Instructions to follow — In the records below, find each line with the word "China" and copy it.

Excerpt from a dataset

....................

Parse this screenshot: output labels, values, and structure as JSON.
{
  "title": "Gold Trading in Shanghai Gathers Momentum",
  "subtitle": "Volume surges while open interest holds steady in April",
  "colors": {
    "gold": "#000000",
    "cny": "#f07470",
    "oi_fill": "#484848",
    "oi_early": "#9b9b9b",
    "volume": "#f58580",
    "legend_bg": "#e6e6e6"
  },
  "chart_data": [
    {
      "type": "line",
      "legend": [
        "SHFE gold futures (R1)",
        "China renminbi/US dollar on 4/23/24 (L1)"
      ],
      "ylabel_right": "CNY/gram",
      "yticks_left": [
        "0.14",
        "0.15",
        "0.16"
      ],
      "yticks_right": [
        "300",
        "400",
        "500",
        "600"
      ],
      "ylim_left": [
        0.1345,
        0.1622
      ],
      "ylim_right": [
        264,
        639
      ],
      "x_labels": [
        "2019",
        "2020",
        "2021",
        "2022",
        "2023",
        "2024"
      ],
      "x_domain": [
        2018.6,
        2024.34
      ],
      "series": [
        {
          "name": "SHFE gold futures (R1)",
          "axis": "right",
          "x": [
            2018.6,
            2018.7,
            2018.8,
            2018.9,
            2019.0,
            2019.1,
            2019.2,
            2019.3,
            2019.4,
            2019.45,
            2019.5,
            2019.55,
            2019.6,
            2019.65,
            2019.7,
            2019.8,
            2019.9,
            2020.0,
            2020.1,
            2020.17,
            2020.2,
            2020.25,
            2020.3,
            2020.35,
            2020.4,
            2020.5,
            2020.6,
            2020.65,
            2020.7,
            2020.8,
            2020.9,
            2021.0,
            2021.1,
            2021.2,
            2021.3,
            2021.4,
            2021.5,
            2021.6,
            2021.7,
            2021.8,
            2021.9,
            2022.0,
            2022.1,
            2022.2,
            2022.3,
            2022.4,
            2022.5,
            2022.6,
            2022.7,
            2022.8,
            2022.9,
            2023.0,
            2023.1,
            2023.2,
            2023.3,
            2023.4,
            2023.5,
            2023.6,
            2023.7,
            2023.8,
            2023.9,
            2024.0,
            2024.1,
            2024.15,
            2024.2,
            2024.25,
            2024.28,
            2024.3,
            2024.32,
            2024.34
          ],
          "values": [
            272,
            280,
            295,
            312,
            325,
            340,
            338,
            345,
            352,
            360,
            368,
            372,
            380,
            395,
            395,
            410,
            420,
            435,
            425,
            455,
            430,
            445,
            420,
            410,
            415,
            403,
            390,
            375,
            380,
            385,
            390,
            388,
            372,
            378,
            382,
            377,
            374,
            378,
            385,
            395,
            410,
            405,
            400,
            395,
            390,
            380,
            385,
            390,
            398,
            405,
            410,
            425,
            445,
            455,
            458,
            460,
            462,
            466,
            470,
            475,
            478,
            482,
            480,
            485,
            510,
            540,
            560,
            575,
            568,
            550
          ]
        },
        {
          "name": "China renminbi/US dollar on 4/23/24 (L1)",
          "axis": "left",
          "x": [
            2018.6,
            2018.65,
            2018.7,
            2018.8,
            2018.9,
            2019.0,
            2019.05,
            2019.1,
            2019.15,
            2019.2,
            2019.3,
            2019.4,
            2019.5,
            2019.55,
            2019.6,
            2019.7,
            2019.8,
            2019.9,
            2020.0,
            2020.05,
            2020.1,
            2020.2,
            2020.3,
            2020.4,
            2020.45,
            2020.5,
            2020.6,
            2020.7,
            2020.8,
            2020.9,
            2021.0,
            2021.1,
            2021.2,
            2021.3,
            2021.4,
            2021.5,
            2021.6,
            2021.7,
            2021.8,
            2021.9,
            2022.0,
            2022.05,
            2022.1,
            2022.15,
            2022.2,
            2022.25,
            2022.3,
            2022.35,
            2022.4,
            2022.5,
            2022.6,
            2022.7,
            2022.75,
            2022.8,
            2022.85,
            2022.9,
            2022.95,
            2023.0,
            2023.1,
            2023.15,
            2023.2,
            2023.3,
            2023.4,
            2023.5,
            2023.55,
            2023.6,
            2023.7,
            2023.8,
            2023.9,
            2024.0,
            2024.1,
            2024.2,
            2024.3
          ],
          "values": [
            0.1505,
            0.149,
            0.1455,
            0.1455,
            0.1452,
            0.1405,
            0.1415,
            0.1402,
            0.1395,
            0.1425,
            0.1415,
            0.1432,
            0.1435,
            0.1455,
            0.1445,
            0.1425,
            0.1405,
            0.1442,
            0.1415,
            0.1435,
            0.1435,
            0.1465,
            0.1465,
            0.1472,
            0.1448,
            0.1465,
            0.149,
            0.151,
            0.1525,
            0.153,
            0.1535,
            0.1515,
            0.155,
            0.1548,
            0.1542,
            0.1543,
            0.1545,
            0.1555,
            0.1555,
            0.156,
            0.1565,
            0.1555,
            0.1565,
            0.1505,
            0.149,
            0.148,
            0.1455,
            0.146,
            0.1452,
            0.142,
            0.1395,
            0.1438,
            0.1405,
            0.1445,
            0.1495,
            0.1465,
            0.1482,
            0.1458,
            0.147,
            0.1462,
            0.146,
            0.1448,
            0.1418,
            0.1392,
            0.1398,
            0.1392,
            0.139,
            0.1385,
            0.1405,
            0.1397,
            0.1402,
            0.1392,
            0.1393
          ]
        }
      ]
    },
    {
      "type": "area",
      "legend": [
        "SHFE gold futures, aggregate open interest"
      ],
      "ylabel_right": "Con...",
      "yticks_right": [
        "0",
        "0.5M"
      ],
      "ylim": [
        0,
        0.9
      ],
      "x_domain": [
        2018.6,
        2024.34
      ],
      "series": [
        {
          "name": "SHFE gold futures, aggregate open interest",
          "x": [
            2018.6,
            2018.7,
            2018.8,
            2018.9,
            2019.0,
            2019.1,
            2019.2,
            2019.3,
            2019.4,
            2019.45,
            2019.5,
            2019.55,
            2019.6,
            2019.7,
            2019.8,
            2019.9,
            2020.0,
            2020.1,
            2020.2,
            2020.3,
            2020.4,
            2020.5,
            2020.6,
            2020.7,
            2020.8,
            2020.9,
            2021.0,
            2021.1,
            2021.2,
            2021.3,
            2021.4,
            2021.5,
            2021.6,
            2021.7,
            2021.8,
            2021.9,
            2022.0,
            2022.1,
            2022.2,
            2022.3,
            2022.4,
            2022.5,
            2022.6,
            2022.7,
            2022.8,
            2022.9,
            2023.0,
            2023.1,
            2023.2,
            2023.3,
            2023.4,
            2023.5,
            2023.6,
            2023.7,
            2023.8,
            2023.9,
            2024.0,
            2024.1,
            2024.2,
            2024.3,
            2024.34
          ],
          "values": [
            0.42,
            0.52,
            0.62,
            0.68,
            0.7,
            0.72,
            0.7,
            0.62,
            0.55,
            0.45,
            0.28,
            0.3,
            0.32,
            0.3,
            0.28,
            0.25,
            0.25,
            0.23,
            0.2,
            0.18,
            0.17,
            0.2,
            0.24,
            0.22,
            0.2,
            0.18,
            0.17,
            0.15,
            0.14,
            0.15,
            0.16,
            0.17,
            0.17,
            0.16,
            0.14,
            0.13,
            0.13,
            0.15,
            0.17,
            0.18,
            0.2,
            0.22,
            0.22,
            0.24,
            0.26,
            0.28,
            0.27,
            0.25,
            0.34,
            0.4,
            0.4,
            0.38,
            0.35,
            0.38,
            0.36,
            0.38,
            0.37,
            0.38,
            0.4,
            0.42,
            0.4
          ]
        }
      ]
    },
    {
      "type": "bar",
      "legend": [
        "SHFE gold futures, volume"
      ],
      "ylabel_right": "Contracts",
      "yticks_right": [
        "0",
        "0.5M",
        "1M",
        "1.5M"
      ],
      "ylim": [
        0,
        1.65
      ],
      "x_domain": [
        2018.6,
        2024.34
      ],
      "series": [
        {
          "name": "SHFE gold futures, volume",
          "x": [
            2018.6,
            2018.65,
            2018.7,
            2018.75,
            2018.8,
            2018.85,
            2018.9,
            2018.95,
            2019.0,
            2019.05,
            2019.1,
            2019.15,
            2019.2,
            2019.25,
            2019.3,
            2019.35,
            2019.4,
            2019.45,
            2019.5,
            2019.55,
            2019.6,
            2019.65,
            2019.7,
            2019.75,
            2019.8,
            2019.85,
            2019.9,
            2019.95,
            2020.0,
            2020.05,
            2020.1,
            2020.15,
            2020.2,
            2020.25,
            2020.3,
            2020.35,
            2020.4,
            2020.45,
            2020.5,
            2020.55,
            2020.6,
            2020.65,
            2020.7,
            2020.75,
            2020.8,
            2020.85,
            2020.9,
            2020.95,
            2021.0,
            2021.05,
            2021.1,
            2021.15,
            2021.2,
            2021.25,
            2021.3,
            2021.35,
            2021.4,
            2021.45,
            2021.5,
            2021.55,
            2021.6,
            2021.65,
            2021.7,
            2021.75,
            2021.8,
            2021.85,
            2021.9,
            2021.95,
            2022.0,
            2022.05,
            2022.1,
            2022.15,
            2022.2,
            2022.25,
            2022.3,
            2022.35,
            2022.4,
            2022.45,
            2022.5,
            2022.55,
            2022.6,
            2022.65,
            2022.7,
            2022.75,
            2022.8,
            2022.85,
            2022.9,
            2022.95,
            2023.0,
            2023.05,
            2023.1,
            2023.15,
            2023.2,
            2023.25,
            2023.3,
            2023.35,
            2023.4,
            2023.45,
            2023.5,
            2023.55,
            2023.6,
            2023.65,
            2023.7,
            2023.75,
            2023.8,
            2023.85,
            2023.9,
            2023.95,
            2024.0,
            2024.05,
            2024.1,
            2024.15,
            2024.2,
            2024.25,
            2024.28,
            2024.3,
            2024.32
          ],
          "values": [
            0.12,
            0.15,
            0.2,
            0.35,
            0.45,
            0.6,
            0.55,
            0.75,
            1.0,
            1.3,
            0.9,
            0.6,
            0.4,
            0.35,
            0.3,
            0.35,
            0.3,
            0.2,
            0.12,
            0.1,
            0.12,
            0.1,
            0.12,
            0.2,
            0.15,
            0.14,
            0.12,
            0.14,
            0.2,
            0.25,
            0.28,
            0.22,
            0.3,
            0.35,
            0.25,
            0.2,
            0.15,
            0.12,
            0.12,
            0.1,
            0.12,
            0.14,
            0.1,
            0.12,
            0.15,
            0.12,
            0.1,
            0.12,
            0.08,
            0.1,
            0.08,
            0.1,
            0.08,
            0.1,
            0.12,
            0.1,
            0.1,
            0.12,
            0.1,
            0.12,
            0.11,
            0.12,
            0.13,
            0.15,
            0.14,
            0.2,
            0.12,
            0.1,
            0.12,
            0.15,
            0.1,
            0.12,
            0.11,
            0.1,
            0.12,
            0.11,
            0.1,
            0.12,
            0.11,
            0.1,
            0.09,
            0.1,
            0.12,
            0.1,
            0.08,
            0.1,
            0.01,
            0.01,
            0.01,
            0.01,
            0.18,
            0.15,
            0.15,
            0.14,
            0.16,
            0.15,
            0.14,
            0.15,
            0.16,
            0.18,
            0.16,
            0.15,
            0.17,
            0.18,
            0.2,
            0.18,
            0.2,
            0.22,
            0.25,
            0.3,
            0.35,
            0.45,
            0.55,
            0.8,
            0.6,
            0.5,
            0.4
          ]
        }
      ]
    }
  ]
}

....................

The reply —
        "China renminbi/US dollar on 4/23/24 (L1)"
          "name": "China renminbi/US dollar on 4/23/24 (L1)",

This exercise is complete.